Aim. Quote, verbatim, all material below, without pictures.

>> Start Data provided

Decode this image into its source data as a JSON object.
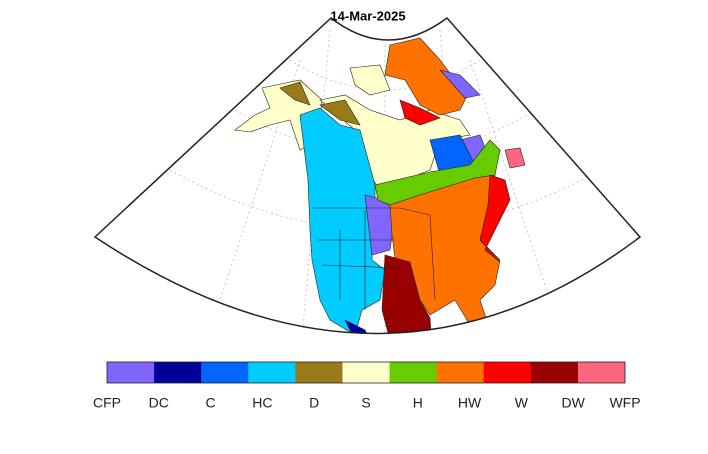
{
  "title": "14-Mar-2025",
  "legend": {
    "labels": [
      "CFP",
      "DC",
      "C",
      "HC",
      "D",
      "S",
      "H",
      "HW",
      "W",
      "DW",
      "WFP"
    ],
    "colors": [
      "#8066ff",
      "#000099",
      "#0066ff",
      "#00ccff",
      "#997a1a",
      "#ffffcc",
      "#66cc00",
      "#ff7200",
      "#ff0000",
      "#990000",
      "#ff6680"
    ]
  }
}
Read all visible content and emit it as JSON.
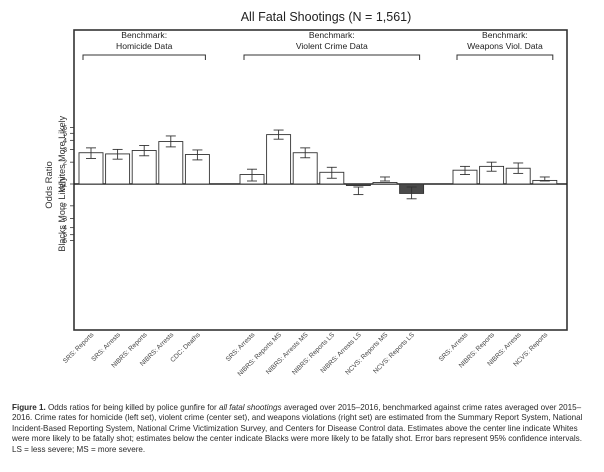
{
  "chart_data": {
    "type": "bar",
    "title": "All Fatal Shootings (N = 1,561)",
    "ylabel": "Odds Ratio",
    "direction_labels": {
      "above": "Whites More Likely",
      "below": "Blacks More Likely"
    },
    "y_scale": "log",
    "y_ticks_above": [
      "6",
      "5",
      "4",
      "3",
      "2"
    ],
    "y_tick_center": "1",
    "y_ticks_below": [
      "2",
      "3",
      "4",
      "5",
      "6"
    ],
    "groups": [
      {
        "label": "Benchmark:\nHomicide Data",
        "bars": [
          {
            "category": "SRS: Reports",
            "value": 2.7,
            "ci": [
              2.25,
              3.15
            ],
            "favors": "whites"
          },
          {
            "category": "SRS: Arrests",
            "value": 2.6,
            "ci": [
              2.2,
              3.0
            ],
            "favors": "whites"
          },
          {
            "category": "NIBRS: Reports",
            "value": 2.9,
            "ci": [
              2.45,
              3.4
            ],
            "favors": "whites"
          },
          {
            "category": "NIBRS: Arrests",
            "value": 3.85,
            "ci": [
              3.25,
              4.6
            ],
            "favors": "whites"
          },
          {
            "category": "CDC: Deaths",
            "value": 2.55,
            "ci": [
              2.15,
              2.95
            ],
            "favors": "whites"
          }
        ]
      },
      {
        "label": "Benchmark:\nViolent Crime Data",
        "bars": [
          {
            "category": "SRS: Arrests",
            "value": 1.35,
            "ci": [
              1.1,
              1.6
            ],
            "favors": "whites"
          },
          {
            "category": "NIBRS: Reports MS",
            "value": 4.8,
            "ci": [
              4.15,
              5.55
            ],
            "favors": "whites"
          },
          {
            "category": "NIBRS: Arrests MS",
            "value": 2.7,
            "ci": [
              2.3,
              3.15
            ],
            "favors": "whites"
          },
          {
            "category": "NIBRS: Reports LS",
            "value": 1.45,
            "ci": [
              1.2,
              1.7
            ],
            "favors": "whites"
          },
          {
            "category": "NIBRS: Arrests LS",
            "value": 1.05,
            "ci": [
              1.1,
              1.4
            ],
            "favors": "blacks"
          },
          {
            "category": "NCVS: Reports MS",
            "value": 1.05,
            "ci": [
              1.1,
              1.25
            ],
            "favors": "whites"
          },
          {
            "category": "NCVS: Reports LS",
            "value": 1.35,
            "ci": [
              1.1,
              1.6
            ],
            "favors": "blacks"
          }
        ]
      },
      {
        "label": "Benchmark:\nWeapons Viol. Data",
        "bars": [
          {
            "category": "SRS: Arrests",
            "value": 1.55,
            "ci": [
              1.35,
              1.75
            ],
            "favors": "whites"
          },
          {
            "category": "NIBRS: Reports",
            "value": 1.75,
            "ci": [
              1.5,
              2.0
            ],
            "favors": "whites"
          },
          {
            "category": "NIBRS: Arrests",
            "value": 1.65,
            "ci": [
              1.4,
              1.95
            ],
            "favors": "whites"
          },
          {
            "category": "NCVS: Reports",
            "value": 1.12,
            "ci": [
              1.1,
              1.25
            ],
            "favors": "whites"
          }
        ]
      }
    ],
    "colors": {
      "whites_bar": "#ffffff",
      "blacks_bar": "#4a4a4a",
      "stroke": "#333333"
    }
  },
  "caption": {
    "figure_label": "Figure 1.",
    "text_before_italic": " Odds ratios for being killed by police gunfire for ",
    "italic_text": "all fatal shootings",
    "text_after_italic": " averaged over 2015–2016, benchmarked against crime rates averaged over 2015–2016. Crime rates for homicide (left set), violent crime (center set), and weapons violations (right set) are estimated from the Summary Report System, National Incident-Based Reporting System, National Crime Victimization Survey, and Centers for Disease Control data. Estimates above the center line indicate Whites were more likely to be fatally shot; estimates below the center indicate Blacks were more likely to be fatally shot. Error bars represent 95% confidence intervals. LS = less severe; MS = more severe."
  }
}
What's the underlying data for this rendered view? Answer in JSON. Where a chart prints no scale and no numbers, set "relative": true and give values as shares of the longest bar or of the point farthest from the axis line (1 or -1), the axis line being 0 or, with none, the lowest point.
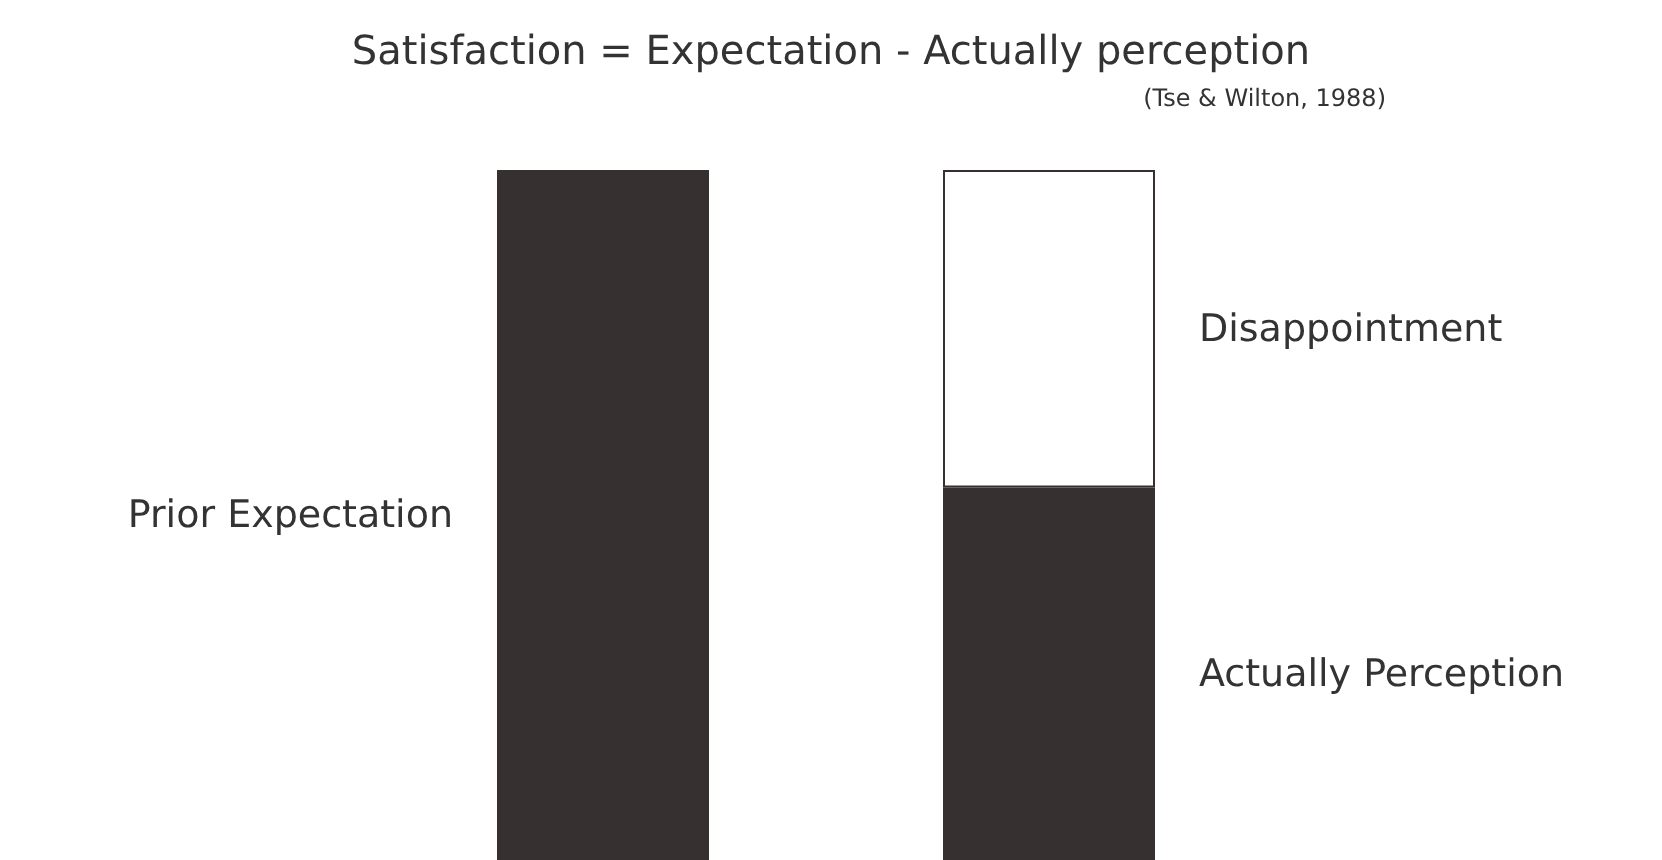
{
  "chart_data": {
    "type": "bar",
    "title": "Satisfaction = Expectation - Actually perception",
    "subtitle": "(Tse & Wilton, 1988)",
    "categories": [
      null,
      null
    ],
    "stacked": true,
    "relative": true,
    "series": [
      {
        "name": "Prior Expectation",
        "color": "#363130",
        "values": [
          1,
          null
        ]
      },
      {
        "name": "Actually Perception",
        "color": "#363130",
        "values": [
          null,
          0.54
        ]
      },
      {
        "name": "Disappointment",
        "color": "#ffffff",
        "values": [
          null,
          0.46
        ]
      }
    ]
  }
}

>> End Data provided

Task output.
Decode this image into its source data as a JSON object.
{
  "title": "14-Mar-2025",
  "legend": {
    "labels": [
      "CFP",
      "DC",
      "C",
      "HC",
      "D",
      "S",
      "H",
      "HW",
      "W",
      "DW",
      "WFP"
    ],
    "colors": [
      "#8066ff",
      "#000099",
      "#0066ff",
      "#00ccff",
      "#997a1a",
      "#ffffcc",
      "#66cc00",
      "#ff7200",
      "#ff0000",
      "#990000",
      "#ff6680"
    ]
  }
}
Read all visible content and emit it as JSON.
{
  "chart_data": {
    "type": "bar",
    "title": "All Fatal Shootings (N = 1,561)",
    "ylabel": "Odds Ratio",
    "direction_labels": {
      "above": "Whites More Likely",
      "below": "Blacks More Likely"
    },
    "y_scale": "log",
    "y_ticks_above": [
      "6",
      "5",
      "4",
      "3",
      "2"
    ],
    "y_tick_center": "1",
    "y_ticks_below": [
      "2",
      "3",
      "4",
      "5",
      "6"
    ],
    "groups": [
      {
        "label": "Benchmark:\nHomicide Data",
        "bars": [
          {
            "category": "SRS: Reports",
            "value": 2.7,
            "ci": [
              2.25,
              3.15
            ],
            "favors": "whites"
          },
          {
            "category": "SRS: Arrests",
            "value": 2.6,
            "ci": [
              2.2,
              3.0
            ],
            "favors": "whites"
          },
          {
            "category": "NIBRS: Reports",
            "value": 2.9,
            "ci": [
              2.45,
              3.4
            ],
            "favors": "whites"
          },
          {
            "category": "NIBRS: Arrests",
            "value": 3.85,
            "ci": [
              3.25,
              4.6
            ],
            "favors": "whites"
          },
          {
            "category": "CDC: Deaths",
            "value": 2.55,
            "ci": [
              2.15,
              2.95
            ],
            "favors": "whites"
          }
        ]
      },
      {
        "label": "Benchmark:\nViolent Crime Data",
        "bars": [
          {
            "category": "SRS: Arrests",
            "value": 1.35,
            "ci": [
              1.1,
              1.6
            ],
            "favors": "whites"
          },
          {
            "category": "NIBRS: Reports MS",
            "value": 4.8,
            "ci": [
              4.15,
              5.55
            ],
            "favors": "whites"
          },
          {
            "category": "NIBRS: Arrests MS",
            "value": 2.7,
            "ci": [
              2.3,
              3.15
            ],
            "favors": "whites"
          },
          {
            "category": "NIBRS: Reports LS",
            "value": 1.45,
            "ci": [
              1.2,
              1.7
            ],
            "favors": "whites"
          },
          {
            "category": "NIBRS: Arrests LS",
            "value": 1.05,
            "ci": [
              1.1,
              1.4
            ],
            "favors": "blacks"
          },
          {
            "category": "NCVS: Reports MS",
            "value": 1.05,
            "ci": [
              1.1,
              1.25
            ],
            "favors": "whites"
          },
          {
            "category": "NCVS: Reports LS",
            "value": 1.35,
            "ci": [
              1.1,
              1.6
            ],
            "favors": "blacks"
          }
        ]
      },
      {
        "label": "Benchmark:\nWeapons Viol. Data",
        "bars": [
          {
            "category": "SRS: Arrests",
            "value": 1.55,
            "ci": [
              1.35,
              1.75
            ],
            "favors": "whites"
          },
          {
            "category": "NIBRS: Reports",
            "value": 1.75,
            "ci": [
              1.5,
              2.0
            ],
            "favors": "whites"
          },
          {
            "category": "NIBRS: Arrests",
            "value": 1.65,
            "ci": [
              1.4,
              1.95
            ],
            "favors": "whites"
          },
          {
            "category": "NCVS: Reports",
            "value": 1.12,
            "ci": [
              1.1,
              1.25
            ],
            "favors": "whites"
          }
        ]
      }
    ],
    "colors": {
      "whites_bar": "#ffffff",
      "blacks_bar": "#4a4a4a",
      "stroke": "#333333"
    }
  },
  "caption": {
    "figure_label": "Figure 1.",
    "text_before_italic": " Odds ratios for being killed by police gunfire for ",
    "italic_text": "all fatal shootings",
    "text_after_italic": " averaged over 2015–2016, benchmarked against crime rates averaged over 2015–2016. Crime rates for homicide (left set), violent crime (center set), and weapons violations (right set) are estimated from the Summary Report System, National Incident-Based Reporting System, National Crime Victimization Survey, and Centers for Disease Control data. Estimates above the center line indicate Whites were more likely to be fatally shot; estimates below the center indicate Blacks were more likely to be fatally shot. Error bars represent 95% confidence intervals. LS = less severe; MS = more severe."
  }
}
What's the underlying data for this rendered view? Answer in JSON. Where a chart prints no scale and no numbers, set "relative": true and give values as shares of the longest bar or of the point farthest from the axis line (1 or -1), the axis line being 0 or, with none, the lowest point.
{
  "chart_data": {
    "type": "bar",
    "title": "Satisfaction = Expectation - Actually perception",
    "subtitle": "(Tse & Wilton, 1988)",
    "categories": [
      null,
      null
    ],
    "stacked": true,
    "relative": true,
    "series": [
      {
        "name": "Prior Expectation",
        "color": "#363130",
        "values": [
          1,
          null
        ]
      },
      {
        "name": "Actually Perception",
        "color": "#363130",
        "values": [
          null,
          0.54
        ]
      },
      {
        "name": "Disappointment",
        "color": "#ffffff",
        "values": [
          null,
          0.46
        ]
      }
    ]
  }
}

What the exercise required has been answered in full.